### [Exercise objective]
Drop every picture and give the entries back exactly.

Records from a collection of figures:
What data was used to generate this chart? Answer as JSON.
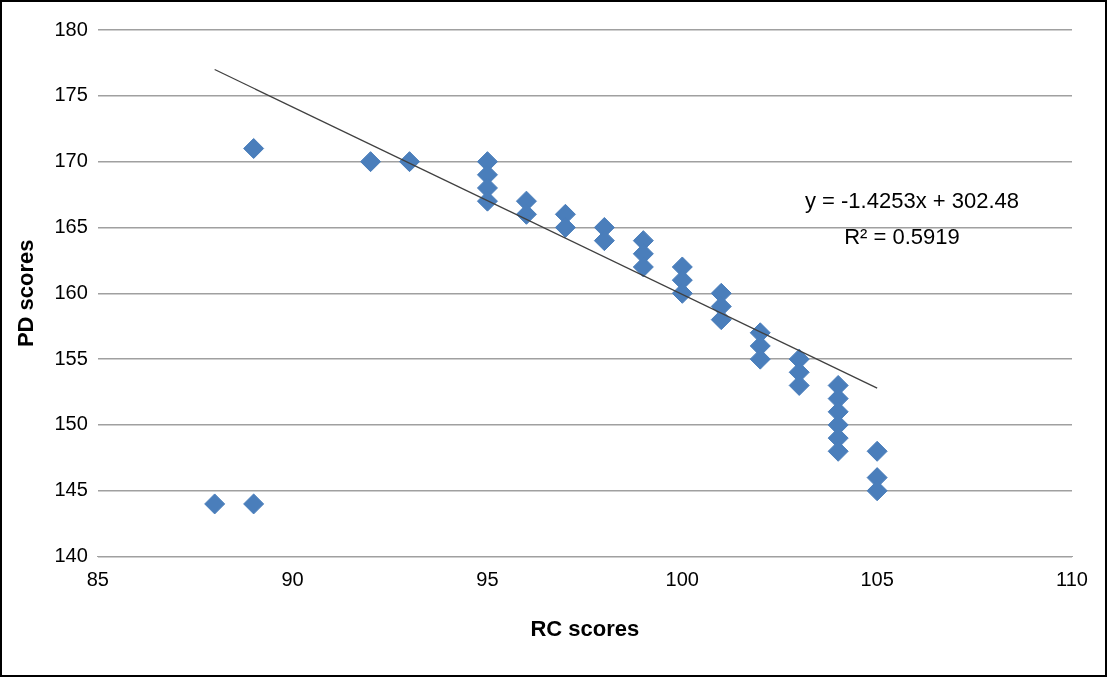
{
  "chart_data": {
    "type": "scatter",
    "xlabel": "RC scores",
    "ylabel": "PD scores",
    "series": [
      {
        "color": "#4a7ebb",
        "marker": "diamond",
        "x": [
          88,
          89,
          89,
          92,
          93,
          95,
          95,
          95,
          95,
          96,
          96,
          97,
          97,
          98,
          98,
          99,
          99,
          99,
          100,
          100,
          100,
          101,
          101,
          101,
          102,
          102,
          102,
          103,
          103,
          103,
          104,
          104,
          104,
          104,
          104,
          104,
          105,
          105,
          105
        ],
        "values": [
          144,
          171,
          144,
          170,
          170,
          170,
          169,
          168,
          167,
          167,
          166,
          166,
          165,
          165,
          164,
          164,
          163,
          162,
          162,
          161,
          160,
          160,
          159,
          158,
          157,
          156,
          155,
          155,
          154,
          153,
          153,
          152,
          151,
          150,
          149,
          148,
          148,
          146,
          145
        ]
      },
      {
        "type": "line",
        "color": "#404040",
        "marker": "none",
        "x": [
          88,
          105
        ],
        "values": [
          177,
          152.8
        ]
      }
    ],
    "xlim": [
      85,
      110
    ],
    "xticks": [
      85,
      90,
      95,
      100,
      105,
      110
    ],
    "ylim": [
      140,
      180
    ],
    "yticks": [
      140,
      145,
      150,
      155,
      160,
      165,
      170,
      175,
      180
    ],
    "grid": "y",
    "legend": false,
    "annotations": [
      "y = -1.4253x + 302.48",
      "R² = 0.5919"
    ]
  }
}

### [Solution to this problem]
What data was used to generate this chart? Answer as JSON.
{
  "chart_data": {
    "type": "scatter",
    "xlabel": "RC scores",
    "ylabel": "PD scores",
    "series": [
      {
        "color": "#4a7ebb",
        "marker": "diamond",
        "x": [
          88,
          89,
          89,
          92,
          93,
          95,
          95,
          95,
          95,
          96,
          96,
          97,
          97,
          98,
          98,
          99,
          99,
          99,
          100,
          100,
          100,
          101,
          101,
          101,
          102,
          102,
          102,
          103,
          103,
          103,
          104,
          104,
          104,
          104,
          104,
          104,
          105,
          105,
          105
        ],
        "values": [
          144,
          171,
          144,
          170,
          170,
          170,
          169,
          168,
          167,
          167,
          166,
          166,
          165,
          165,
          164,
          164,
          163,
          162,
          162,
          161,
          160,
          160,
          159,
          158,
          157,
          156,
          155,
          155,
          154,
          153,
          153,
          152,
          151,
          150,
          149,
          148,
          148,
          146,
          145
        ]
      },
      {
        "type": "line",
        "color": "#404040",
        "marker": "none",
        "x": [
          88,
          105
        ],
        "values": [
          177,
          152.8
        ]
      }
    ],
    "xlim": [
      85,
      110
    ],
    "xticks": [
      85,
      90,
      95,
      100,
      105,
      110
    ],
    "ylim": [
      140,
      180
    ],
    "yticks": [
      140,
      145,
      150,
      155,
      160,
      165,
      170,
      175,
      180
    ],
    "grid": "y",
    "legend": false,
    "annotations": [
      "y = -1.4253x + 302.48",
      "R² = 0.5919"
    ]
  }
}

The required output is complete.